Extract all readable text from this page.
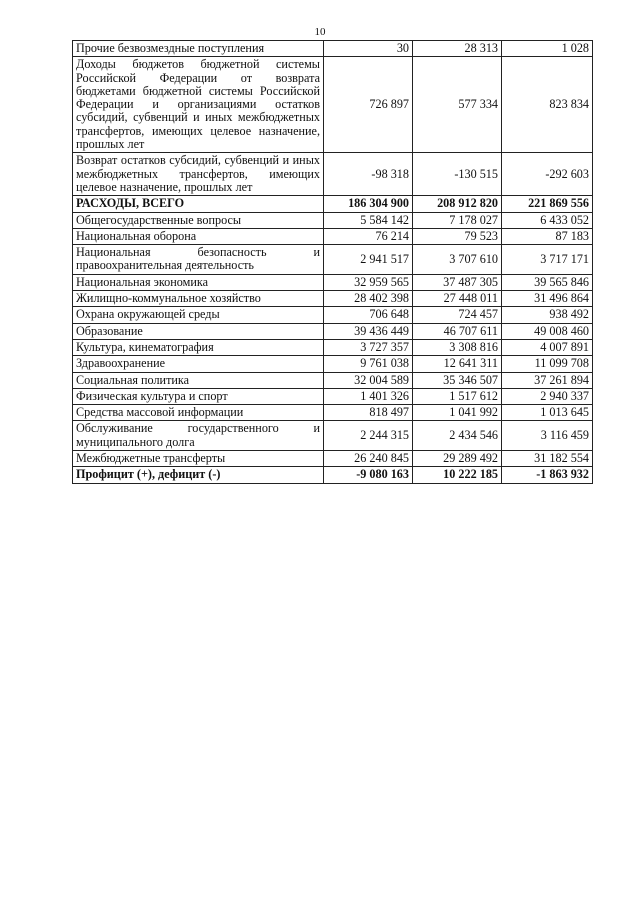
10
Прочие безвозмездные поступления	30	28 313	1 028
Доходы бюджетов бюджетной системы Российской Федерации от возврата бюджетами бюджетной системы Российской Федерации и организациями остатков субсидий, субвенций и иных межбюджетных трансфертов, имеющих целевое назначение, прошлых лет	726 897	577 334	823 834
Возврат остатков субсидий, субвенций и иных межбюджетных трансфертов, имеющих целевое назначение, прошлых лет	-98 318	-130 515	-292 603
РАСХОДЫ, ВСЕГО	186 304 900	208 912 820	221 869 556
Общегосударственные вопросы	5 584 142	7 178 027	6 433 052
Национальная оборона	76 214	79 523	87 183
Национальная безопасность и правоохранительная деятельность	2 941 517	3 707 610	3 717 171
Национальная экономика	32 959 565	37 487 305	39 565 846
Жилищно-коммунальное хозяйство	28 402 398	27 448 011	31 496 864
Охрана окружающей среды	706 648	724 457	938 492
Образование	39 436 449	46 707 611	49 008 460
Культура, кинематография	3 727 357	3 308 816	4 007 891
Здравоохранение	9 761 038	12 641 311	11 099 708
Социальная политика	32 004 589	35 346 507	37 261 894
Физическая культура и спорт	1 401 326	1 517 612	2 940 337
Средства массовой информации	818 497	1 041 992	1 013 645
Обслуживание государственного и муниципального долга	2 244 315	2 434 546	3 116 459
Межбюджетные трансферты	26 240 845	29 289 492	31 182 554
Профицит (+), дефицит (-)	-9 080 163	10 222 185	-1 863 932
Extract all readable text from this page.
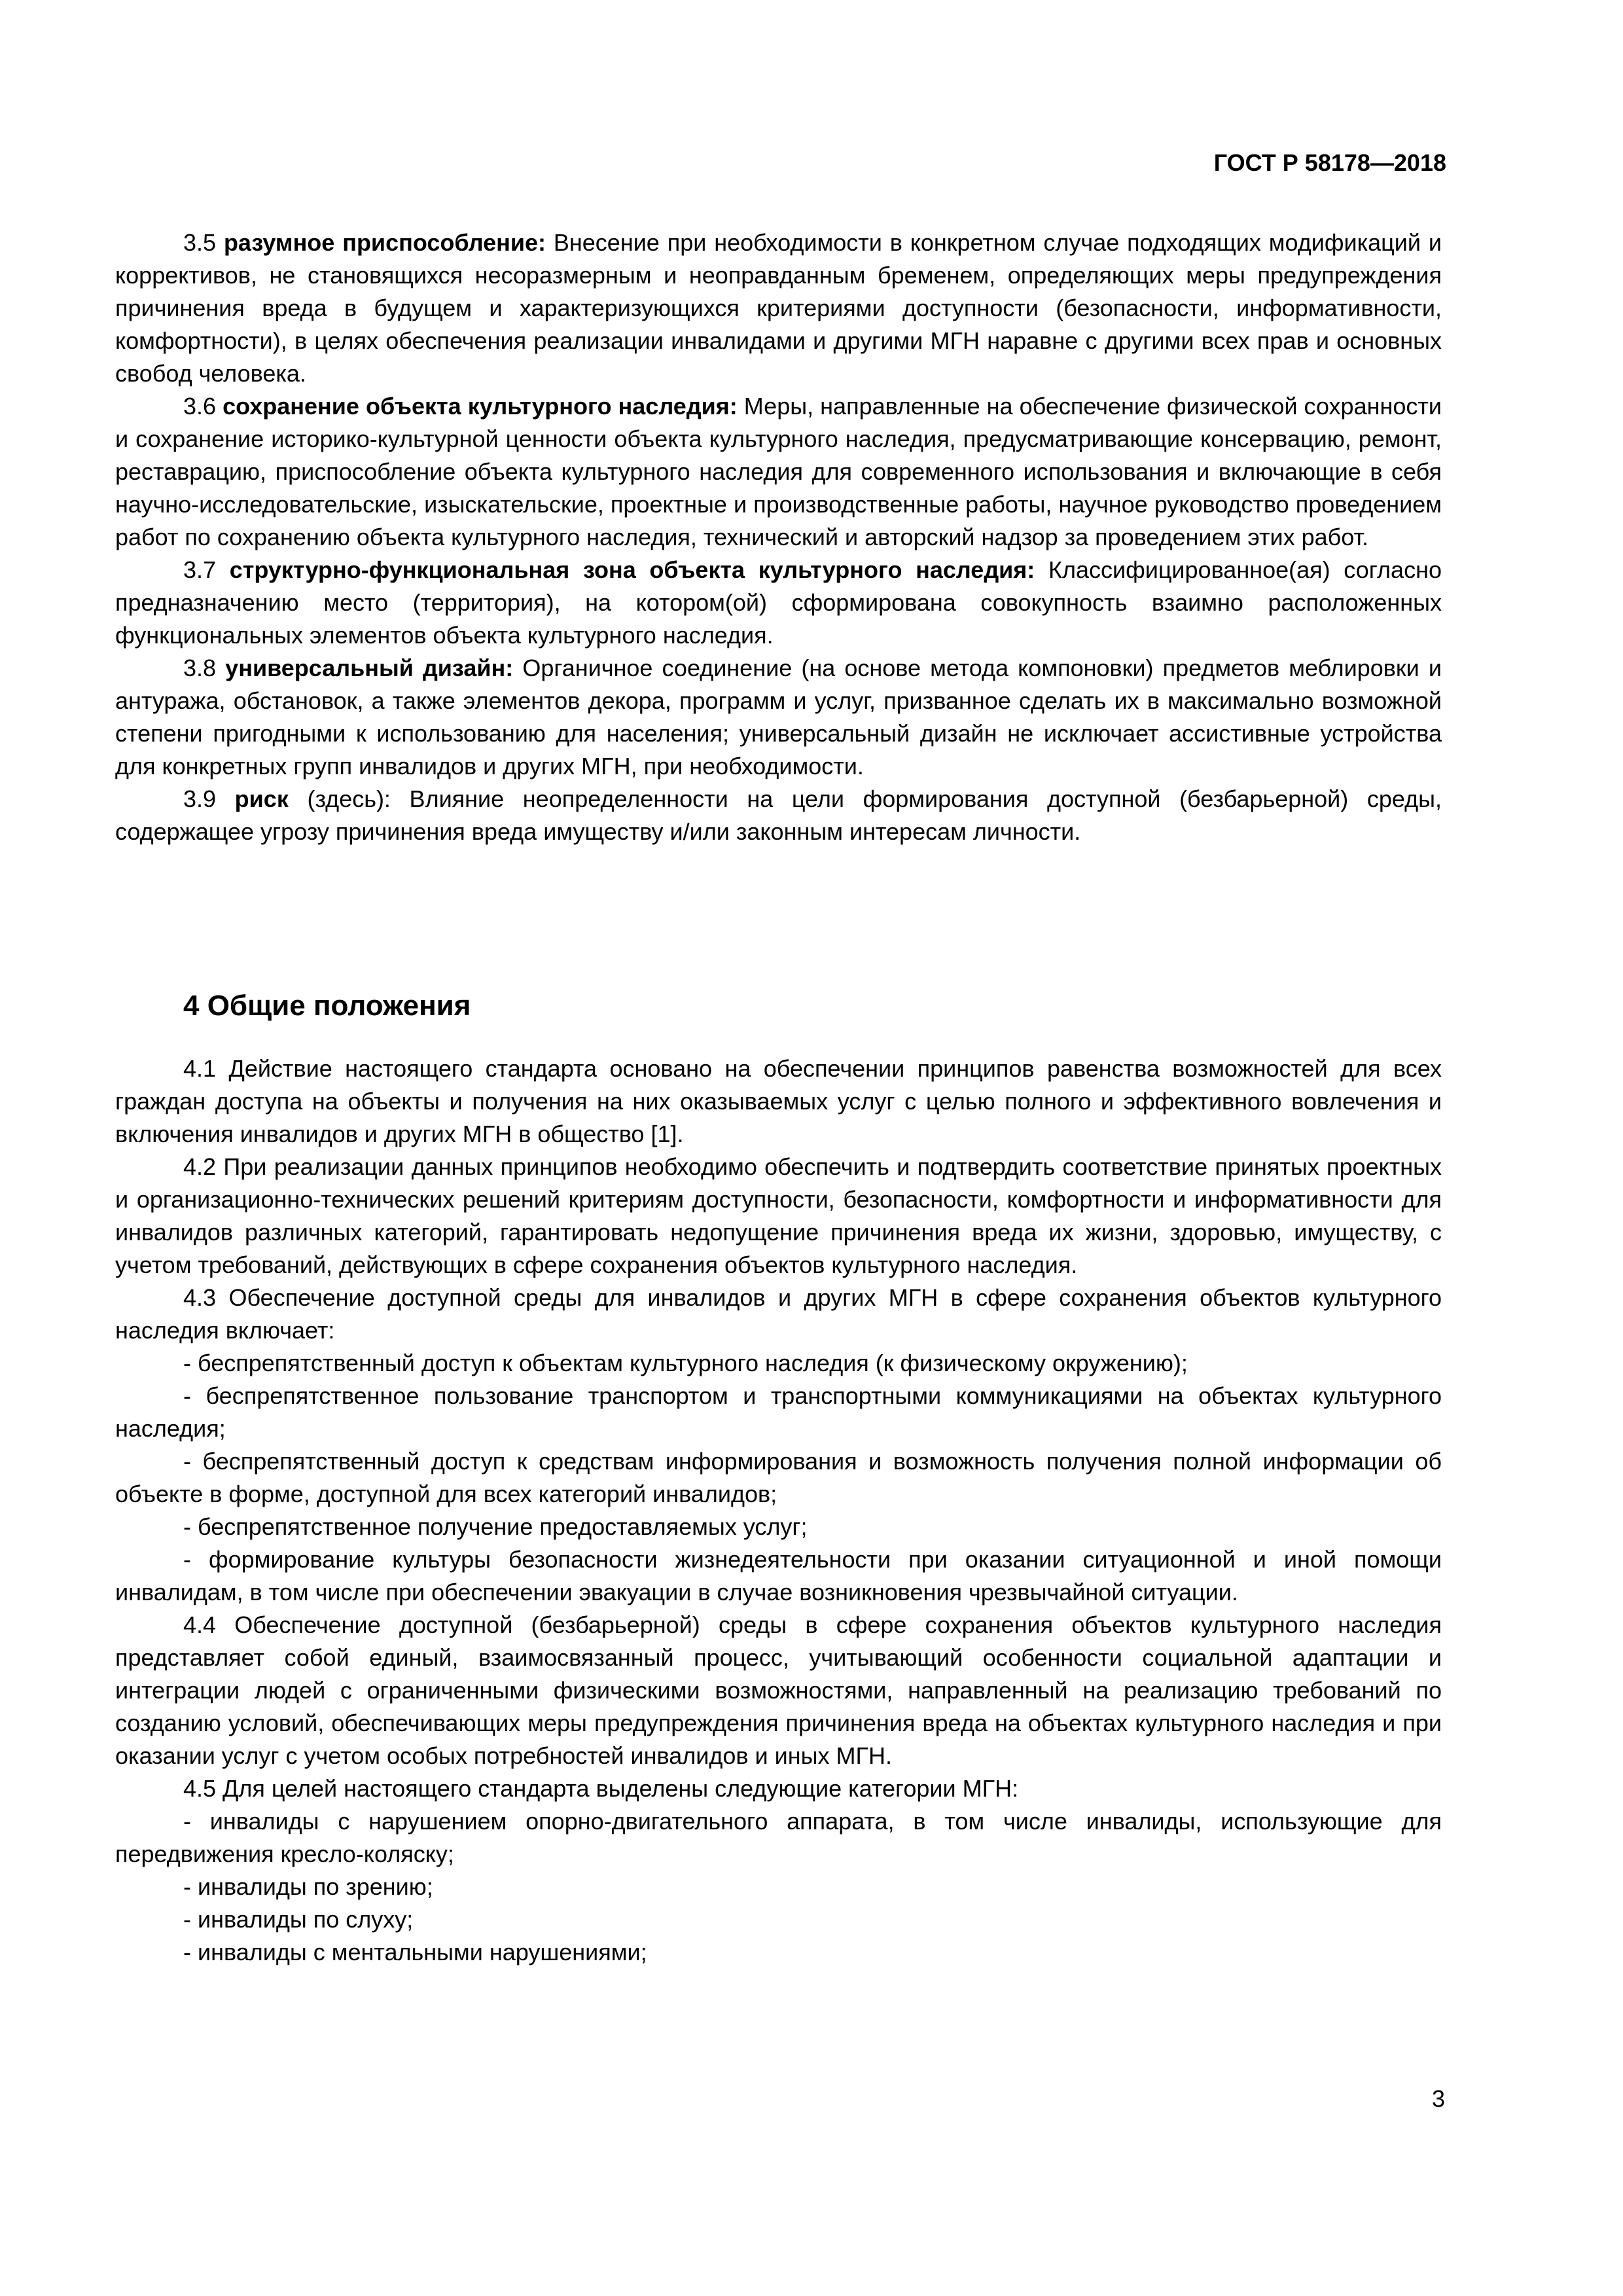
ГОСТ Р 58178—2018

3.5 разумное приспособление: Внесение при необходимости в конкретном случае подходящих модификаций и коррективов, не становящихся несоразмерным и неоправданным бременем, определяющих меры предупреждения причинения вреда в будущем и характеризующихся критериями доступности (безопасности, информативности, комфортности), в целях обеспечения реализации инвалидами и другими МГН наравне с другими всех прав и основных свобод человека.

3.6 сохранение объекта культурного наследия: Меры, направленные на обеспечение физической сохранности и сохранение историко-культурной ценности объекта культурного наследия, предусматривающие консервацию, ремонт, реставрацию, приспособление объекта культурного наследия для современного использования и включающие в себя научно-исследовательские, изыскательские, проектные и производственные работы, научное руководство проведением работ по сохранению объекта культурного наследия, технический и авторский надзор за проведением этих работ.

3.7 структурно-функциональная зона объекта культурного наследия: Классифицированное(ая) согласно предназначению место (территория), на котором(ой) сформирована совокупность взаимно расположенных функциональных элементов объекта культурного наследия.

3.8 универсальный дизайн: Органичное соединение (на основе метода компоновки) предметов меблировки и антуража, обстановок, а также элементов декора, программ и услуг, призванное сделать их в максимально возможной степени пригодными к использованию для населения; универсальный дизайн не исключает ассистивные устройства для конкретных групп инвалидов и других МГН, при необходимости.

3.9 риск (здесь): Влияние неопределенности на цели формирования доступной (безбарьерной) среды, содержащее угрозу причинения вреда имуществу и/или законным интересам личности.

4 Общие положения

4.1 Действие настоящего стандарта основано на обеспечении принципов равенства возможностей для всех граждан доступа на объекты и получения на них оказываемых услуг с целью полного и эффективного вовлечения и включения инвалидов и других МГН в общество [1].

4.2 При реализации данных принципов необходимо обеспечить и подтвердить соответствие принятых проектных и организационно-технических решений критериям доступности, безопасности, комфортности и информативности для инвалидов различных категорий, гарантировать недопущение причинения вреда их жизни, здоровью, имуществу, с учетом требований, действующих в сфере сохранения объектов культурного наследия.

4.3 Обеспечение доступной среды для инвалидов и других МГН в сфере сохранения объектов культурного наследия включает:

- беспрепятственный доступ к объектам культурного наследия (к физическому окружению);

- беспрепятственное пользование транспортом и транспортными коммуникациями на объектах культурного наследия;

- беспрепятственный доступ к средствам информирования и возможность получения полной информации об объекте в форме, доступной для всех категорий инвалидов;

- беспрепятственное получение предоставляемых услуг;

- формирование культуры безопасности жизнедеятельности при оказании ситуационной и иной помощи инвалидам, в том числе при обеспечении эвакуации в случае возникновения чрезвычайной ситуации.

4.4 Обеспечение доступной (безбарьерной) среды в сфере сохранения объектов культурного наследия представляет собой единый, взаимосвязанный процесс, учитывающий особенности социальной адаптации и интеграции людей с ограниченными физическими возможностями, направленный на реализацию требований по созданию условий, обеспечивающих меры предупреждения причинения вреда на объектах культурного наследия и при оказании услуг с учетом особых потребностей инвалидов и иных МГН.

4.5 Для целей настоящего стандарта выделены следующие категории МГН:

- инвалиды с нарушением опорно-двигательного аппарата, в том числе инвалиды, использующие для передвижения кресло-коляску;

- инвалиды по зрению;

- инвалиды по слуху;

- инвалиды с ментальными нарушениями;

3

----------------

### WORK REQUIRED
Copy the listing exactly. Any image in it stays out of the copy.

### EXERCISE OUTPUT
Extract all readable text from this page.
10
Прочие безвозмездные поступления	30	28 313	1 028
Доходы бюджетов бюджетной системы Российской Федерации от возврата бюджетами бюджетной системы Российской Федерации и организациями остатков субсидий, субвенций и иных межбюджетных трансфертов, имеющих целевое назначение, прошлых лет	726 897	577 334	823 834
Возврат остатков субсидий, субвенций и иных межбюджетных трансфертов, имеющих целевое назначение, прошлых лет	-98 318	-130 515	-292 603
РАСХОДЫ, ВСЕГО	186 304 900	208 912 820	221 869 556
Общегосударственные вопросы	5 584 142	7 178 027	6 433 052
Национальная оборона	76 214	79 523	87 183
Национальная безопасность и правоохранительная деятельность	2 941 517	3 707 610	3 717 171
Национальная экономика	32 959 565	37 487 305	39 565 846
Жилищно-коммунальное хозяйство	28 402 398	27 448 011	31 496 864
Охрана окружающей среды	706 648	724 457	938 492
Образование	39 436 449	46 707 611	49 008 460
Культура, кинематография	3 727 357	3 308 816	4 007 891
Здравоохранение	9 761 038	12 641 311	11 099 708
Социальная политика	32 004 589	35 346 507	37 261 894
Физическая культура и спорт	1 401 326	1 517 612	2 940 337
Средства массовой информации	818 497	1 041 992	1 013 645
Обслуживание государственного и муниципального долга	2 244 315	2 434 546	3 116 459
Межбюджетные трансферты	26 240 845	29 289 492	31 182 554
Профицит (+), дефицит (-)	-9 080 163	10 222 185	-1 863 932
Extract all readable text from this page.
ГОСТ Р 58178—2018

3.5 разумное приспособление: Внесение при необходимости в конкретном случае подходящих модификаций и коррективов, не становящихся несоразмерным и неоправданным бременем, определяющих меры предупреждения причинения вреда в будущем и характеризующихся критериями доступности (безопасности, информативности, комфортности), в целях обеспечения реализации инвалидами и другими МГН наравне с другими всех прав и основных свобод человека.

3.6 сохранение объекта культурного наследия: Меры, направленные на обеспечение физической сохранности и сохранение историко-культурной ценности объекта культурного наследия, предусматривающие консервацию, ремонт, реставрацию, приспособление объекта культурного наследия для современного использования и включающие в себя научно-исследовательские, изыскательские, проектные и производственные работы, научное руководство проведением работ по сохранению объекта культурного наследия, технический и авторский надзор за проведением этих работ.

3.7 структурно-функциональная зона объекта культурного наследия: Классифицированное(ая) согласно предназначению место (территория), на котором(ой) сформирована совокупность взаимно расположенных функциональных элементов объекта культурного наследия.

3.8 универсальный дизайн: Органичное соединение (на основе метода компоновки) предметов меблировки и антуража, обстановок, а также элементов декора, программ и услуг, призванное сделать их в максимально возможной степени пригодными к использованию для населения; универсальный дизайн не исключает ассистивные устройства для конкретных групп инвалидов и других МГН, при необходимости.

3.9 риск (здесь): Влияние неопределенности на цели формирования доступной (безбарьерной) среды, содержащее угрозу причинения вреда имуществу и/или законным интересам личности.

4 Общие положения

4.1 Действие настоящего стандарта основано на обеспечении принципов равенства возможностей для всех граждан доступа на объекты и получения на них оказываемых услуг с целью полного и эффективного вовлечения и включения инвалидов и других МГН в общество [1].

4.2 При реализации данных принципов необходимо обеспечить и подтвердить соответствие принятых проектных и организационно-технических решений критериям доступности, безопасности, комфортности и информативности для инвалидов различных категорий, гарантировать недопущение причинения вреда их жизни, здоровью, имуществу, с учетом требований, действующих в сфере сохранения объектов культурного наследия.

4.3 Обеспечение доступной среды для инвалидов и других МГН в сфере сохранения объектов культурного наследия включает:

- беспрепятственный доступ к объектам культурного наследия (к физическому окружению);

- беспрепятственное пользование транспортом и транспортными коммуникациями на объектах культурного наследия;

- беспрепятственный доступ к средствам информирования и возможность получения полной информации об объекте в форме, доступной для всех категорий инвалидов;

- беспрепятственное получение предоставляемых услуг;

- формирование культуры безопасности жизнедеятельности при оказании ситуационной и иной помощи инвалидам, в том числе при обеспечении эвакуации в случае возникновения чрезвычайной ситуации.

4.4 Обеспечение доступной (безбарьерной) среды в сфере сохранения объектов культурного наследия представляет собой единый, взаимосвязанный процесс, учитывающий особенности социальной адаптации и интеграции людей с ограниченными физическими возможностями, направленный на реализацию требований по созданию условий, обеспечивающих меры предупреждения причинения вреда на объектах культурного наследия и при оказании услуг с учетом особых потребностей инвалидов и иных МГН.

4.5 Для целей настоящего стандарта выделены следующие категории МГН:

- инвалиды с нарушением опорно-двигательного аппарата, в том числе инвалиды, использующие для передвижения кресло-коляску;

- инвалиды по зрению;

- инвалиды по слуху;

- инвалиды с ментальными нарушениями;

3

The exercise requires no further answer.